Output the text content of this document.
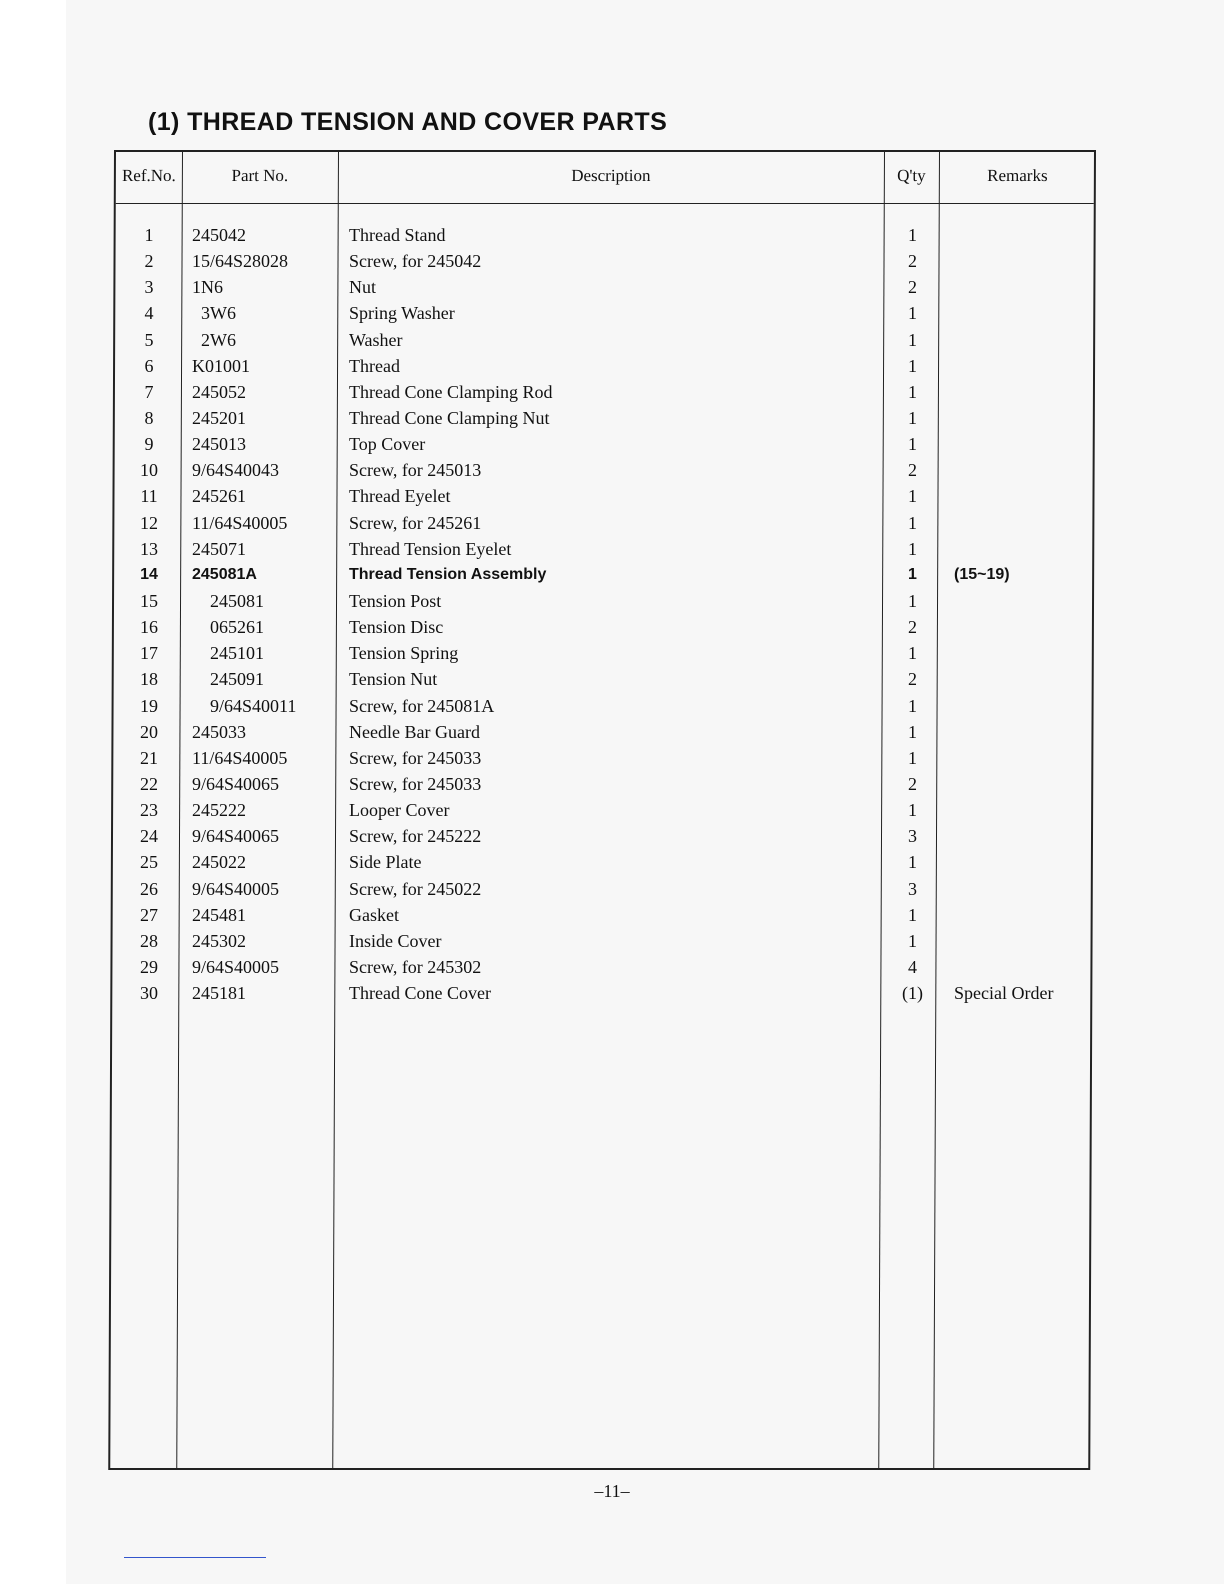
(1) THREAD TENSION AND COVER PARTS
Ref.No.	Part No.	Description	Q'ty	Remarks
1	245042	Thread Stand	1
2	15/64S28028	Screw, for 245042	2
3	1N6	Nut	2
4	3W6	Spring Washer	1
5	2W6	Washer	1
6	K01001	Thread	1
7	245052	Thread Cone Clamping Rod	1
8	245201	Thread Cone Clamping Nut	1
9	245013	Top Cover	1
10	9/64S40043	Screw, for 245013	2
11	245261	Thread Eyelet	1
12	11/64S40005	Screw, for 245261	1
13	245071	Thread Tension Eyelet	1
14	245081A	Thread Tension Assembly	1	(15~19)
15	245081	Tension Post	1
16	065261	Tension Disc	2
17	245101	Tension Spring	1
18	245091	Tension Nut	2
19	9/64S40011	Screw, for 245081A	1
20	245033	Needle Bar Guard	1
21	11/64S40005	Screw, for 245033	1
22	9/64S40065	Screw, for 245033	2
23	245222	Looper Cover	1
24	9/64S40065	Screw, for 245222	3
25	245022	Side Plate	1
26	9/64S40005	Screw, for 245022	3
27	245481	Gasket	1
28	245302	Inside Cover	1
29	9/64S40005	Screw, for 245302	4
30	245181	Thread Cone Cover	(1)	Special Order
–11–
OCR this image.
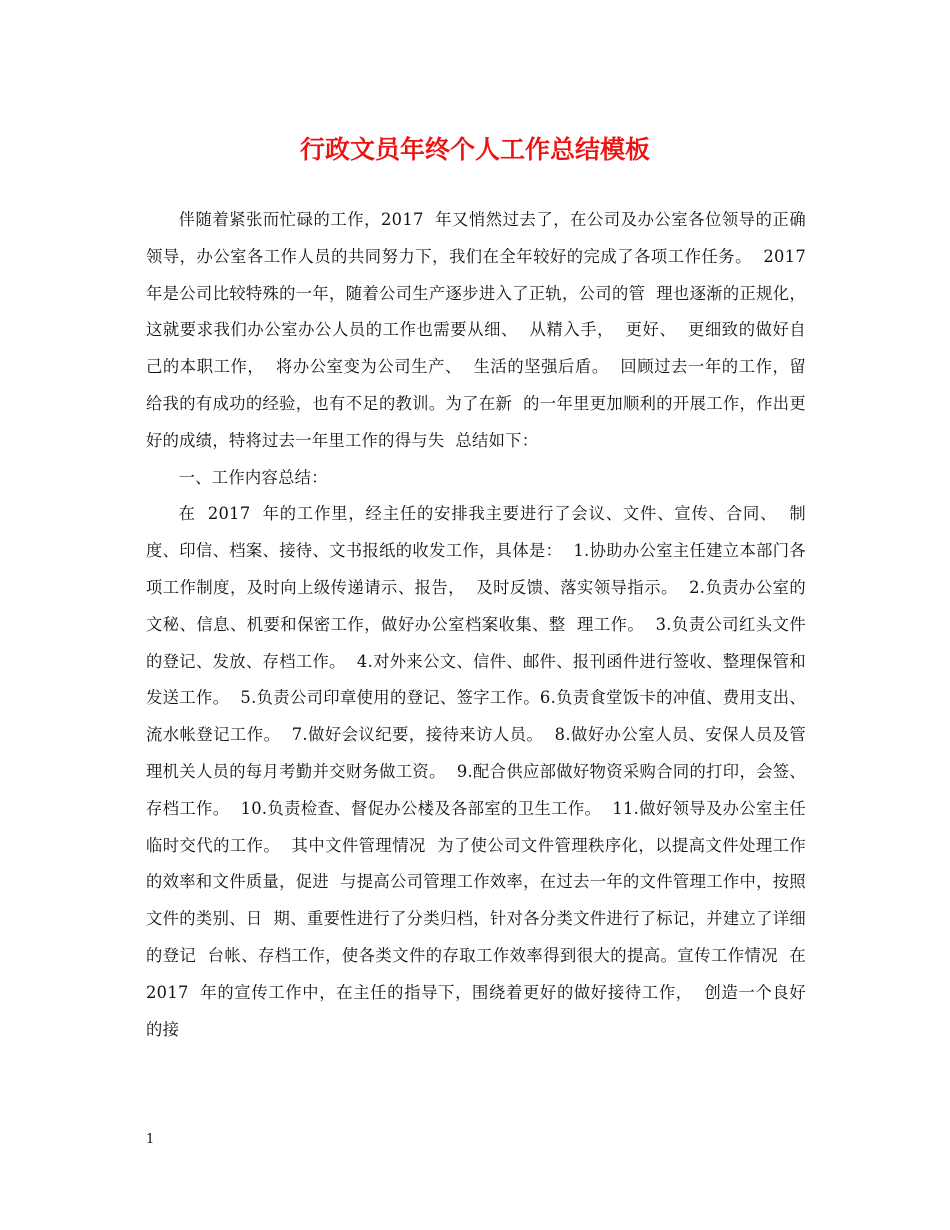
行政文员年终个人工作总结模板

伴随着紧张而忙碌的工作，2017  年又悄然过去了，在公司及办公室各位领导的正确领导，办公室各工作人员的共同努力下，我们在全年较好的完成了各项工作任务。  2017  年是公司比较特殊的一年，随着公司生产逐步进入了正轨，公司的管  理也逐渐的正规化，  这就要求我们办公室办公人员的工作也需要从细、  从精入手，  更好、  更细致的做好自己的本职工作，  将办公室变为公司生产、  生活的坚强后盾。  回顾过去一年的工作，留给我的有成功的经验，也有不足的教训。为了在新  的一年里更加顺利的开展工作，作出更好的成绩，特将过去一年里工作的得与失  总结如下：

一、工作内容总结：

在  2017  年的工作里，经主任的安排我主要进行了会议、文件、宣传、合同、  制度、印信、档案、接待、文书报纸的收发工作，具体是：  1.协助办公室主任建立本部门各项工作制度，及时向上级传递请示、报告，  及时反馈、落实领导指示。  2.负责办公室的文秘、信息、机要和保密工作，做好办公室档案收集、整  理工作。  3.负责公司红头文件的登记、发放、存档工作。  4.对外来公文、信件、邮件、报刊函件进行签收、整理保管和发送工作。  5.负责公司印章使用的登记、签字工作。6.负责食堂饭卡的冲值、费用支出、流水帐登记工作。  7.做好会议纪要，接待来访人员。  8.做好办公室人员、安保人员及管理机关人员的每月考勤并交财务做工资。  9.配合供应部做好物资采购合同的打印，会签、存档工作。  10.负责检查、督促办公楼及各部室的卫生工作。  11.做好领导及办公室主任临时交代的工作。  其中文件管理情况  为了使公司文件管理秩序化，以提高文件处理工作的效率和文件质量，促进  与提高公司管理工作效率，在过去一年的文件管理工作中，按照文件的类别、日  期、重要性进行了分类归档，针对各分类文件进行了标记，并建立了详细的登记  台帐、存档工作，使各类文件的存取工作效率得到很大的提高。宣传工作情况  在  2017  年的宣传工作中，在主任的指导下，围绕着更好的做好接待工作，  创造一个良好的接

1
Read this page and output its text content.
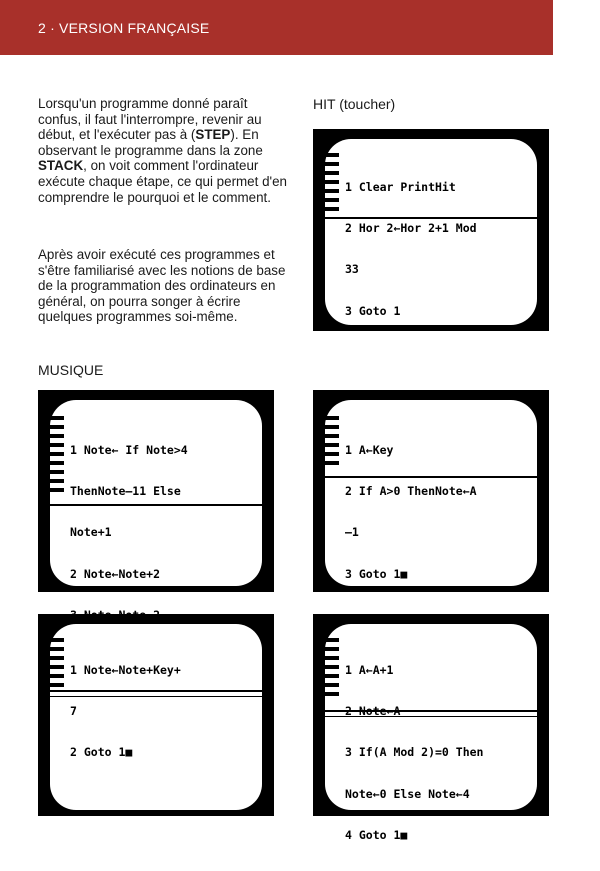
2 · VERSION FRANÇAISE
Lorsqu'un programme donné paraît confus, il faut l'interrompre, revenir au début, et l'exécuter pas à (STEP). En observant le programme dans la zone STACK, on voit comment l'ordinateur exécute chaque étape, ce qui permet d'en comprendre le pourquoi et le comment.
Après avoir exécuté ces programmes et s'être familiarisé avec les notions de base de la programmation des ordinateurs en général, on pourra songer à écrire quelques programmes soi-même.
HIT (toucher)
MUSIQUE

1 Clear PrintHit

2 Hor 2←Hor 2+1 Mod

33

3 Goto 1

1 Note← If Note>4

ThenNote—11 Else

Note+1

2 Note←Note+2

1 A←Key

2 If A>0 ThenNote←A

—1

3 Goto 1■

1 Note←Note+Key+

7

2 Goto 1■

1 A←A+1

3 If(A Mod 2)=0 Then

Note←0 Else Note←4

4 Goto 1■
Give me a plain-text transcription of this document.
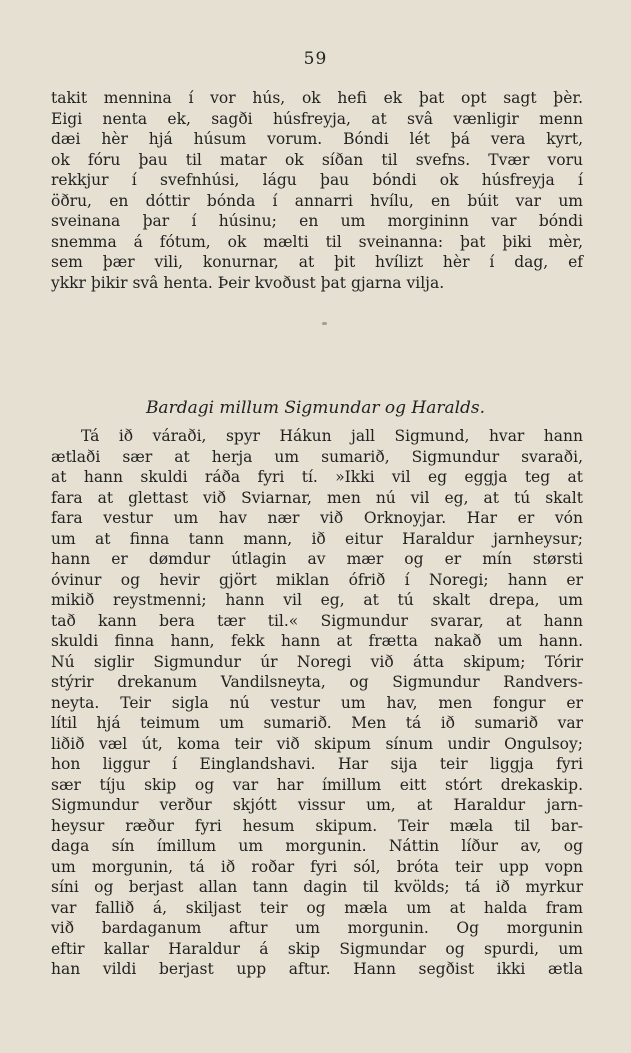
59
takit mennina í vor hús, ok hefi ek þat opt sagt þèr.
Eigi nenta ek, sagði húsfreyja, at svâ vænligir menn
dæi hèr hjá húsum vorum. Bóndi lét þá vera kyrt,
ok fóru þau til matar ok síðan til svefns. Tvær voru
rekkjur í svefnhúsi, lágu þau bóndi ok húsfreyja í
öðru, en dóttir bónda í annarri hvílu, en búit var um
sveinana þar í húsinu; en um morgininn var bóndi
snemma á fótum, ok mælti til sveinanna: þat þiki mèr,
sem þær vili, konurnar, at þit hvílizt hèr í dag, ef
ykkr þikir svâ henta. Þeir kvoðust þat gjarna vilja.
Bardagi millum Sigmundar og Haralds.
Tá ið váraði, spyr Hákun jall Sigmund, hvar hann
ætlaði sær at herja um sumarið, Sigmundur svaraði,
at hann skuldi ráða fyri tí. »Ikki vil eg eggja teg at
fara at glettast við Sviarnar, men nú vil eg, at tú skalt
fara vestur um hav nær við Orknoyjar. Har er vón
um at finna tann mann, ið eitur Haraldur jarnheysur;
hann er dømdur útlagin av mær og er mín størsti
óvinur og hevir gjört miklan ófrið í Noregi; hann er
mikið reystmenni; hann vil eg, at tú skalt drepa, um
tað kann bera tær til.« Sigmundur svarar, at hann
skuldi finna hann, fekk hann at frætta nakað um hann.
Nú siglir Sigmundur úr Noregi við átta skipum; Tórir
stýrir drekanum Vandilsneyta, og Sigmundur Randvers-
neyta. Teir sigla nú vestur um hav, men fongur er
lítil hjá teimum um sumarið. Men tá ið sumarið var
liðið væl út, koma teir við skipum sínum undir Ongulsoy;
hon liggur í Einglandshavi. Har sija teir liggja fyri
sær tíju skip og var har ímillum eitt stórt drekaskip.
Sigmundur verður skjótt vissur um, at Haraldur jarn-
heysur ræður fyri hesum skipum. Teir mæla til bar-
daga sín ímillum um morgunin. Náttin líður av, og
um morgunin, tá ið roðar fyri sól, bróta teir upp vopn
síni og berjast allan tann dagin til kvölds; tá ið myrkur
var fallið á, skiljast teir og mæla um at halda fram
við bardaganum aftur um morgunin. Og morgunin
eftir kallar Haraldur á skip Sigmundar og spurdi, um
han vildi berjast upp aftur. Hann segðist ikki ætla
------------------------------------
## [Directions for this task]
The lines to collect are those holding the string "berjast"; copy them all.

## [Response to this task]
síni og berjast allan tann dagin til kvölds; tá ið myrkur
han vildi berjast upp aftur. Hann segðist ikki ætla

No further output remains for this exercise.